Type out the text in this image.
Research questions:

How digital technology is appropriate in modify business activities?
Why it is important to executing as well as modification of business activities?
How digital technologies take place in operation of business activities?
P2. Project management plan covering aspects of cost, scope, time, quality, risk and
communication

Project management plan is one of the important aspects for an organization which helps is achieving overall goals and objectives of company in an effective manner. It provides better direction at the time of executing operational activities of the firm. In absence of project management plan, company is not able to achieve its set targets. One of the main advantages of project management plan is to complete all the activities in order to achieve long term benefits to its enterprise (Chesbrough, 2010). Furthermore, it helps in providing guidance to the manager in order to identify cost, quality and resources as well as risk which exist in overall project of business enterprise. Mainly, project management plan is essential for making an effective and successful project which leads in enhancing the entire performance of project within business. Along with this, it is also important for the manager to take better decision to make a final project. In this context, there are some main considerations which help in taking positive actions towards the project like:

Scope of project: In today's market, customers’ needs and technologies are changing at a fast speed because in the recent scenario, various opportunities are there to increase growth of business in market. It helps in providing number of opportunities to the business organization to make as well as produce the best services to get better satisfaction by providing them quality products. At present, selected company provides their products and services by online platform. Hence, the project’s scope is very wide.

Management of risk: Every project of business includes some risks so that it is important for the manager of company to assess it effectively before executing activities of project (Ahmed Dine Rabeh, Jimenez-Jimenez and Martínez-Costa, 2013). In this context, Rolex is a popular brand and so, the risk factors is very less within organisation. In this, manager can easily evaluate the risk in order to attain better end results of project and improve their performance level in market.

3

________________________

** The task **
Repeat the data exactly. Leave nothing out.

** Result for this task **
Type out the text in this image.
Research questions:

How digital technology is appropriate in modify business activities?
Why it is important to executing as well as modification of business activities?
How digital technologies take place in operation of business activities?
P2. Project management plan covering aspects of cost, scope, time, quality, risk and
communication

Project management plan is one of the important aspects for an organization which helps is achieving overall goals and objectives of company in an effective manner. It provides better direction at the time of executing operational activities of the firm. In absence of project management plan, company is not able to achieve its set targets. One of the main advantages of project management plan is to complete all the activities in order to achieve long term benefits to its enterprise (Chesbrough, 2010). Furthermore, it helps in providing guidance to the manager in order to identify cost, quality and resources as well as risk which exist in overall project of business enterprise. Mainly, project management plan is essential for making an effective and successful project which leads in enhancing the entire performance of project within business. Along with this, it is also important for the manager to take better decision to make a final project. In this context, there are some main considerations which help in taking positive actions towards the project like:

Scope of project: In today's market, customers’ needs and technologies are changing at a fast speed because in the recent scenario, various opportunities are there to increase growth of business in market. It helps in providing number of opportunities to the business organization to make as well as produce the best services to get better satisfaction by providing them quality products. At present, selected company provides their products and services by online platform. Hence, the project’s scope is very wide.

Management of risk: Every project of business includes some risks so that it is important for the manager of company to assess it effectively before executing activities of project (Ahmed Dine Rabeh, Jimenez-Jimenez and Martínez-Costa, 2013). In this context, Rolex is a popular brand and so, the risk factors is very less within organisation. In this, manager can easily evaluate the risk in order to attain better end results of project and improve their performance level in market.

3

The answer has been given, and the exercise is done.